- [Task goal]:
Give an exact transcription of every line, dropping the images.

***

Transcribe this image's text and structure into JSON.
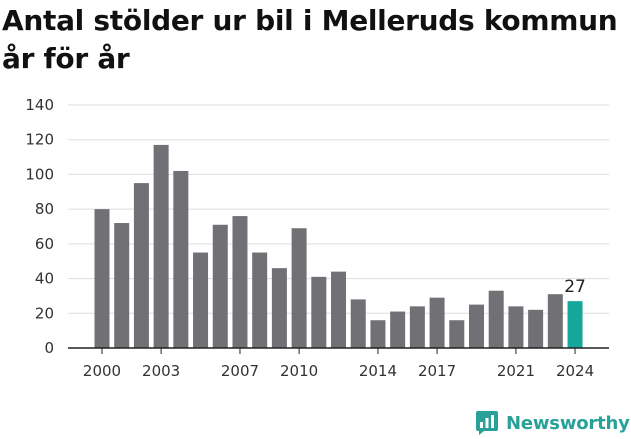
{
  "chart_data": {
    "type": "bar",
    "title": "Antal stölder ur bil i Melleruds kommun år för år",
    "xlabel": "",
    "ylabel": "",
    "ylim": [
      0,
      140
    ],
    "yticks": [
      0,
      20,
      40,
      60,
      80,
      100,
      120,
      140
    ],
    "xticks": [
      2000,
      2003,
      2007,
      2010,
      2014,
      2017,
      2021,
      2024
    ],
    "grid": true,
    "categories": [
      2000,
      2001,
      2002,
      2003,
      2004,
      2005,
      2006,
      2007,
      2008,
      2009,
      2010,
      2011,
      2012,
      2013,
      2014,
      2015,
      2016,
      2017,
      2018,
      2019,
      2020,
      2021,
      2022,
      2023,
      2024
    ],
    "values": [
      80,
      72,
      95,
      117,
      102,
      55,
      71,
      76,
      55,
      46,
      69,
      41,
      44,
      28,
      16,
      21,
      24,
      29,
      16,
      25,
      33,
      24,
      22,
      31,
      27
    ],
    "highlight": {
      "category": 2024,
      "label": "27"
    },
    "colors": {
      "bar": "#717074",
      "highlight": "#16a69a",
      "grid": "#dddddd",
      "axis": "#222222"
    }
  },
  "brand": {
    "name": "Newsworthy",
    "icon": "bar-chart-speech-icon",
    "color": "#2aa198"
  }
}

***

- [Solution to the exercise]:
Transcribe this image's text and structure into JSON.
{
  "chart_data": {
    "type": "bar",
    "title": "Antal stölder ur bil i Melleruds kommun år för år",
    "xlabel": "",
    "ylabel": "",
    "ylim": [
      0,
      140
    ],
    "yticks": [
      0,
      20,
      40,
      60,
      80,
      100,
      120,
      140
    ],
    "xticks": [
      2000,
      2003,
      2007,
      2010,
      2014,
      2017,
      2021,
      2024
    ],
    "grid": true,
    "categories": [
      2000,
      2001,
      2002,
      2003,
      2004,
      2005,
      2006,
      2007,
      2008,
      2009,
      2010,
      2011,
      2012,
      2013,
      2014,
      2015,
      2016,
      2017,
      2018,
      2019,
      2020,
      2021,
      2022,
      2023,
      2024
    ],
    "values": [
      80,
      72,
      95,
      117,
      102,
      55,
      71,
      76,
      55,
      46,
      69,
      41,
      44,
      28,
      16,
      21,
      24,
      29,
      16,
      25,
      33,
      24,
      22,
      31,
      27
    ],
    "highlight": {
      "category": 2024,
      "label": "27"
    },
    "colors": {
      "bar": "#717074",
      "highlight": "#16a69a",
      "grid": "#dddddd",
      "axis": "#222222"
    }
  },
  "brand": {
    "name": "Newsworthy",
    "icon": "bar-chart-speech-icon",
    "color": "#2aa198"
  }
}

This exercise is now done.